● Verilen Metin:
※
İFSAD ve ISLAH
H. Kübra ERGİN hkubraergin571@gmail.com
Allah Teâlâ Hazretleri buyuruyor:
“Onlara;
«–Yeryüzünde fesatlık (bozgunculuk) yapmayın!» denildiğinde;
«–Biz sadece ıslah edicileriz.» derler.
Dikkat edin! Onlar fesat çıkaranların ta kendileridirler. Lâkin farkında değillerdir.” (el-Bakara, 12)
Kur’ân-ı Kerim’de elliden fazla âyette geçen «fesâd» kelimesi Arapçada mastar olarak; «bozulmak, sapmak» anlamında, isim olarak da; «zulüm; çalkantı, düzensizlik; kuraklık, kıtlık» mânâlarında kullanılmıştır. Genellikle müfessirler fesâdı; «bir şeyin istikametinden saparak yararlı hâlinden çıkması» şeklinde tarif etmişlerdir.
Fesâdın zıddı ise, salâh ve ıslahtır. Islah hem fertlerin, hem aile ve cemiyetin maddî ve mânevî durumunu iyiye, güzele, kemâlâta erdiren faydalı gidişâtı ifade eder.
Allah Zülcelâl’in emir ve yasaklarına uymak, insanın maddî ve mânevî hayatına nizam getirir. Bu nizam; her şeyi yaratılış gayesine uygun, faydalı, iyi ve iyileştirici, ıslah edici hâle getirir. Meselâ Allâh’ın emrettiği düzen; aileyi ayakta tutar, fertlerin saâdeti aile içinde bulmalarına yol gösterir. Bu arada cemiyetin de huzurunu, selâmetini ve istikbâlini teminat altına alır.
※
● Görev Tanımı 1: Fesat ve ıslah konulu metinden "Dikkat edin! Onlar" ifadesinden "şeklinde tarif etmişlerdir." ifadesine kadar uzanan bölümü, iki uç da dahil olmak üzere aynen alıntılayın.
※
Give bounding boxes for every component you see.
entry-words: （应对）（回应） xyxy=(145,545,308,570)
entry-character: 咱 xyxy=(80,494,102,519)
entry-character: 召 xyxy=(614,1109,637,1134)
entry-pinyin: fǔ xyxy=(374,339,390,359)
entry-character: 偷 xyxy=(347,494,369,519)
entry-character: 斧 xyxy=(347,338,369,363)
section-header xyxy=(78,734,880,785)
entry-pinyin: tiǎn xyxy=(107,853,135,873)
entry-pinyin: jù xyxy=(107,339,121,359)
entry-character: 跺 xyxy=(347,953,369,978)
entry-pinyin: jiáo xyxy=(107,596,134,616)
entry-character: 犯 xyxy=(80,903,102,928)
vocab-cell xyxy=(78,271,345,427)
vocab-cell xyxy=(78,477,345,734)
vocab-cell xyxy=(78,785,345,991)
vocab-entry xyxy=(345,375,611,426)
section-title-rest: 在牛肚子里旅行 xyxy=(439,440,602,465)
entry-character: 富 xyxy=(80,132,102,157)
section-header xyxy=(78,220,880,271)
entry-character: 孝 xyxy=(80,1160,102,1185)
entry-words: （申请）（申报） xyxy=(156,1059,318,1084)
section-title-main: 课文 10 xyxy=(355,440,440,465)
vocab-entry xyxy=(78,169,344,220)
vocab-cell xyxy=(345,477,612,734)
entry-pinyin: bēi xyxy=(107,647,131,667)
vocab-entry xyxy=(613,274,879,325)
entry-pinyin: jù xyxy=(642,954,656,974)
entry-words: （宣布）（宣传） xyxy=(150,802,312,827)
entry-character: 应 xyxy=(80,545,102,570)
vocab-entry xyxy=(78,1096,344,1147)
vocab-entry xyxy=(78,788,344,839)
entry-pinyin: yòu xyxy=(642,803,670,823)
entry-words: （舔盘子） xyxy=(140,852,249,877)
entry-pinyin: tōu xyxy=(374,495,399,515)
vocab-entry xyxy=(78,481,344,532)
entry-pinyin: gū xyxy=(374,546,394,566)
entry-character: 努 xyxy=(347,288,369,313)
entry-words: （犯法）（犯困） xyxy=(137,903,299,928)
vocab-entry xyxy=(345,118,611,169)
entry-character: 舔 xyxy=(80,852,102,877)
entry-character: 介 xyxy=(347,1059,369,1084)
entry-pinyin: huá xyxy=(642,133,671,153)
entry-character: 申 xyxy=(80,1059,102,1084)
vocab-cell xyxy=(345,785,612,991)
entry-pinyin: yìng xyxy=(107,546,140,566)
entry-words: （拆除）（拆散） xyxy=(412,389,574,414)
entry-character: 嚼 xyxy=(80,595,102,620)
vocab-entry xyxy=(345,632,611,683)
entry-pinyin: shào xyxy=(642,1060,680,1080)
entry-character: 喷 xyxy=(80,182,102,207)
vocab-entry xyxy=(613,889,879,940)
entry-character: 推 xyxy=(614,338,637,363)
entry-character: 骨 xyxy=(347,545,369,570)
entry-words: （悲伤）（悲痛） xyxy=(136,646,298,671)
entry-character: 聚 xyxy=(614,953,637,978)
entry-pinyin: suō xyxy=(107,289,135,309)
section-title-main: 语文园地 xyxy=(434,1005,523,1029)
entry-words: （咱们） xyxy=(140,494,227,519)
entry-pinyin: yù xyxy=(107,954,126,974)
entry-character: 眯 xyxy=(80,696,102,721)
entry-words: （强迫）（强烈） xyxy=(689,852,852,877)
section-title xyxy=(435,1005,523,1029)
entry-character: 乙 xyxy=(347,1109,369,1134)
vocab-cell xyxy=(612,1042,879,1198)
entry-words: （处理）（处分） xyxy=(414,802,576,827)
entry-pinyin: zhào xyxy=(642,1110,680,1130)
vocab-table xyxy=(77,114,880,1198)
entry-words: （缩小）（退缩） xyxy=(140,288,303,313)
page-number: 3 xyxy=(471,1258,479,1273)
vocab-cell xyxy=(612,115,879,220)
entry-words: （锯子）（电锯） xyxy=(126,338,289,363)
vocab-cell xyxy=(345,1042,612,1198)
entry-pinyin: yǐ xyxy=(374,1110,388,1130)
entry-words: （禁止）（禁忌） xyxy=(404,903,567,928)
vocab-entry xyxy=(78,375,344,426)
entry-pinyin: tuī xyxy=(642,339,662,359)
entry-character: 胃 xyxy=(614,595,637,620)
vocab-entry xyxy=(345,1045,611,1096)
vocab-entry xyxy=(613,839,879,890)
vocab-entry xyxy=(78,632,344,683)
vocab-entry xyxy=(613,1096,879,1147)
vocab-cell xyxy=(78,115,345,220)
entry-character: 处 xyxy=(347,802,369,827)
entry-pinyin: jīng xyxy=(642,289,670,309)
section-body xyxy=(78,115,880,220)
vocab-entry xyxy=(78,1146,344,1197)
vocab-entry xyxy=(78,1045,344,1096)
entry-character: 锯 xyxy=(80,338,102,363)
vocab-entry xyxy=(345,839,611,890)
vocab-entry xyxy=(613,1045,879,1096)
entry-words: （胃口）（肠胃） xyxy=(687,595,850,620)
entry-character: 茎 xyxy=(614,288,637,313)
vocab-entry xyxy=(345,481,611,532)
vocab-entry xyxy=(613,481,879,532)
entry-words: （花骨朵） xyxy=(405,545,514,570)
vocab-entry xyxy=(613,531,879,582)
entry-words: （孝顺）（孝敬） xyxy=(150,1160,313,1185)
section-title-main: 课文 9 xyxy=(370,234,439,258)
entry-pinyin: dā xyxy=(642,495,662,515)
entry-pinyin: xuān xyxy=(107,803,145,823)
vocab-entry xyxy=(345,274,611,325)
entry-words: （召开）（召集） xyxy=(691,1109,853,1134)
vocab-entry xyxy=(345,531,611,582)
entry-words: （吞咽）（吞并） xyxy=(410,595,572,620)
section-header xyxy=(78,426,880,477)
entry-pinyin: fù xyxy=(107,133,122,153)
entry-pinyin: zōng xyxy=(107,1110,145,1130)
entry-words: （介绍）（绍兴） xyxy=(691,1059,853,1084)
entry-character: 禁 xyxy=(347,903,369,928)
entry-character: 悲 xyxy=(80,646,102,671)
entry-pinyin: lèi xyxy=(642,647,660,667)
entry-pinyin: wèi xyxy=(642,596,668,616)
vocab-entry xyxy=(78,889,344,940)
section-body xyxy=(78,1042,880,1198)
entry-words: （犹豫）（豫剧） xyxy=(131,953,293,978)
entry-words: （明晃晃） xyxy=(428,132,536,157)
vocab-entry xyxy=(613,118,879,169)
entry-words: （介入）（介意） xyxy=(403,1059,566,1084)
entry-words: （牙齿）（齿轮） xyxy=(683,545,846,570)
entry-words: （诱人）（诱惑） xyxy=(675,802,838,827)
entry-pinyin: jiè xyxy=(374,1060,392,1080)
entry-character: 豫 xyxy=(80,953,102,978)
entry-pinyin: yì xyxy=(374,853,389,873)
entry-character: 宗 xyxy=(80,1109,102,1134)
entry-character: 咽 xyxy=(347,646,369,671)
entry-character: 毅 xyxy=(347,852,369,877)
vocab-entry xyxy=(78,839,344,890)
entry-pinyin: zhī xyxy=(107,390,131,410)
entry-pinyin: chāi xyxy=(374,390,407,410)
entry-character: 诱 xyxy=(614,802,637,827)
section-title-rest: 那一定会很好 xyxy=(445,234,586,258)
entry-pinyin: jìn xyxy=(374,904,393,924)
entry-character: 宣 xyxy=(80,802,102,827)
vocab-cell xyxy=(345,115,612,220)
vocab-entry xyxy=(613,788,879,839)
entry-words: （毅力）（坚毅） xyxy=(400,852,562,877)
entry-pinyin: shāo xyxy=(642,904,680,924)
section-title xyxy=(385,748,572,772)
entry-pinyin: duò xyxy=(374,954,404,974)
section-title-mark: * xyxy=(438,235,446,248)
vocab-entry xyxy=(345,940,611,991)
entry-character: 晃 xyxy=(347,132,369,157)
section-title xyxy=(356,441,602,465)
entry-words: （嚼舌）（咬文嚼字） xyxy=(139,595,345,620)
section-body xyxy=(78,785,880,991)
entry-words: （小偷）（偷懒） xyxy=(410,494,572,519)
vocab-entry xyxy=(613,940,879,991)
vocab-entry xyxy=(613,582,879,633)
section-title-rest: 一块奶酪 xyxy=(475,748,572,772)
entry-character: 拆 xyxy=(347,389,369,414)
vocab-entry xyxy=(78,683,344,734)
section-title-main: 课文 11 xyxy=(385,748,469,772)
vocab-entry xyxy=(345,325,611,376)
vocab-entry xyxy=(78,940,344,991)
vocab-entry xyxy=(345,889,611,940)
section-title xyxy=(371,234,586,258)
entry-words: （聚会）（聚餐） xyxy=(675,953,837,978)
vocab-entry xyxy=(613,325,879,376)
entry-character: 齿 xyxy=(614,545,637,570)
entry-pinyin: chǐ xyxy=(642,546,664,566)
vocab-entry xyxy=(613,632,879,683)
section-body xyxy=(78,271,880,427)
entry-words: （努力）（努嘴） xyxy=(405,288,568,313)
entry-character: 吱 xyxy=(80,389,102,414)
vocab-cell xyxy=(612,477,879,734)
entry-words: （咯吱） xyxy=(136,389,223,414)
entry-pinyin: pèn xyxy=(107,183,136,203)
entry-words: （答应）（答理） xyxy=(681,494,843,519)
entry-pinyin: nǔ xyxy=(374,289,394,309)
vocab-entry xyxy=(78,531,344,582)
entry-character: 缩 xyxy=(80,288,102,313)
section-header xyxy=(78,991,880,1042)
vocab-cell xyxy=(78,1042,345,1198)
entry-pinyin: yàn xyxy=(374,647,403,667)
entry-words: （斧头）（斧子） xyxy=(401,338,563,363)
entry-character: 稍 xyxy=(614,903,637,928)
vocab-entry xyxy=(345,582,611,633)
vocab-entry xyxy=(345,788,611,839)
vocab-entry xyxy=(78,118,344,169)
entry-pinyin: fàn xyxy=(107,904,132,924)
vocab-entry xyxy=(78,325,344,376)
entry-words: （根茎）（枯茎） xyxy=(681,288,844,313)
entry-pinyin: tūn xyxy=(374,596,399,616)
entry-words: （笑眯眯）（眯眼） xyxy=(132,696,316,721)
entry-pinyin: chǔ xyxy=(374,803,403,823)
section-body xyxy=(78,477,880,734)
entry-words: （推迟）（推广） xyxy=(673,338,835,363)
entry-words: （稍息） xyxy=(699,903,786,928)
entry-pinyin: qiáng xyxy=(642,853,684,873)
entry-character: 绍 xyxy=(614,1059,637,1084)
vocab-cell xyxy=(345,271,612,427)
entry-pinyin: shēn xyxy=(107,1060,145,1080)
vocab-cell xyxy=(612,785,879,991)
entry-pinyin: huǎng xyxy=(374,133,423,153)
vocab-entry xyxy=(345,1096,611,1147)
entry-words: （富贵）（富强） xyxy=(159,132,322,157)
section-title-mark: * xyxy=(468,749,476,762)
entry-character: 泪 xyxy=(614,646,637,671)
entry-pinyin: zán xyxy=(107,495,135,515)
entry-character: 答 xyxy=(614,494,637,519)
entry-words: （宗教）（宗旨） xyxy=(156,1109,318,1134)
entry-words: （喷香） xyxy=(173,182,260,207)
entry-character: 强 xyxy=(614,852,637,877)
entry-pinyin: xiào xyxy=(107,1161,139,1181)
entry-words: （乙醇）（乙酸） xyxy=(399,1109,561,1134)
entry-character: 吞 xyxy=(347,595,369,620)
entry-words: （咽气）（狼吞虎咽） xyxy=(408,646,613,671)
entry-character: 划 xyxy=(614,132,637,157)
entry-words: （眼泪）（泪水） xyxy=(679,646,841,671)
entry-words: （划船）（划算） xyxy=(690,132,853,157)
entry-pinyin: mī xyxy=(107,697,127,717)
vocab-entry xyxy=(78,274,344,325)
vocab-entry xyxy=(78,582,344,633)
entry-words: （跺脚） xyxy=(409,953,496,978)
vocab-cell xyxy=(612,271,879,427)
※
● Görev Tanımı 2: Lütfen kayıtların başından "entry-words: （拆除）（拆散） xyxy=(412,389,574,414)" ifadesini içeren satıra kadar uzanan satırları, o satır da dahil ve boş satırlar hariç, "Sıra" ve "Satır" sütunlarından oluşan bir Markdown tablosu olarak düzenleyin.

● Görev Cevabı 1:
Dikkat edin! Onlar fesat çıkaranların ta kendileridirler. Lâkin farkında değillerdir.” (el-Bakara, 12)
Kur’ân-ı Kerim’de elliden fazla âyette geçen «fesâd» kelimesi Arapçada mastar olarak; «bozulmak, sapmak» anlamında, isim olarak da; «zulüm; çalkantı, düzensizlik; kuraklık, kıtlık» mânâlarında kullanılmıştır. Genellikle müfessirler fesâdı; «bir şeyin istikametinden saparak yararlı hâlinden çıkması» şeklinde tarif etmişlerdir.

● Görev Cevabı 2:
| Sıra | Satır |
|---|---|
| 1 | Give bounding boxes for every component you see. |
| 2 | entry-words: （应对）（回应） xyxy=(145,545,308,570) |
| 3 | entry-character: 咱 xyxy=(80,494,102,519) |
| 4 | entry-character: 召 xyxy=(614,1109,637,1134) |
| 5 | entry-pinyin: fǔ xyxy=(374,339,390,359) |
| 6 | entry-character: 偷 xyxy=(347,494,369,519) |
| 7 | entry-character: 斧 xyxy=(347,338,369,363) |
| 8 | section-header xyxy=(78,734,880,785) |
| 9 | entry-pinyin: tiǎn xyxy=(107,853,135,873) |
| 10 | entry-pinyin: jù xyxy=(107,339,121,359) |
| 11 | entry-character: 跺 xyxy=(347,953,369,978) |
| 12 | entry-pinyin: jiáo xyxy=(107,596,134,616) |
| 13 | entry-character: 犯 xyxy=(80,903,102,928) |
| 14 | vocab-cell xyxy=(78,271,345,427) |
| 15 | vocab-cell xyxy=(78,477,345,734) |
| 16 | vocab-cell xyxy=(78,785,345,991) |
| 17 | vocab-entry xyxy=(345,375,611,426) |
| 18 | section-title-rest: 在牛肚子里旅行 xyxy=(439,440,602,465) |
| 19 | entry-character: 富 xyxy=(80,132,102,157) |
| 20 | section-header xyxy=(78,220,880,271) |
| 21 | entry-character: 孝 xyxy=(80,1160,102,1185) |
| 22 | entry-words: （申请）（申报） xyxy=(156,1059,318,1084) |
| 23 | section-title-main: 课文 10 xyxy=(355,440,440,465) |
| 24 | vocab-entry xyxy=(78,169,344,220) |
| 25 | vocab-cell xyxy=(345,477,612,734) |
| 26 | entry-pinyin: bēi xyxy=(107,647,131,667) |
| 27 | vocab-entry xyxy=(613,274,879,325) |
| 28 | entry-pinyin: jù xyxy=(642,954,656,974) |
| 29 | entry-words: （宣布）（宣传） xyxy=(150,802,312,827) |
| 30 | entry-character: 应 xyxy=(80,545,102,570) |
| 31 | vocab-entry xyxy=(78,1096,344,1147) |
| 32 | vocab-entry xyxy=(78,788,344,839) |
| 33 | entry-pinyin: yòu xyxy=(642,803,670,823) |
| 34 | entry-words: （舔盘子） xyxy=(140,852,249,877) |
| 35 | entry-pinyin: tōu xyxy=(374,495,399,515) |
| 36 | vocab-entry xyxy=(78,481,344,532) |
| 37 | entry-pinyin: gū xyxy=(374,546,394,566) |
| 38 | entry-character: 努 xyxy=(347,288,369,313) |
| 39 | entry-words: （犯法）（犯困） xyxy=(137,903,299,928) |
| 40 | vocab-entry xyxy=(345,118,611,169) |
| 41 | entry-character: 舔 xyxy=(80,852,102,877) |
| 42 | entry-character: 介 xyxy=(347,1059,369,1084) |
| 43 | entry-pinyin: huá xyxy=(642,133,671,153) |
| 44 | entry-character: 申 xyxy=(80,1059,102,1084) |
| 45 | vocab-cell xyxy=(345,785,612,991) |
| 46 | entry-pinyin: yìng xyxy=(107,546,140,566) |
| 47 | entry-words: （拆除）（拆散） xyxy=(412,389,574,414) |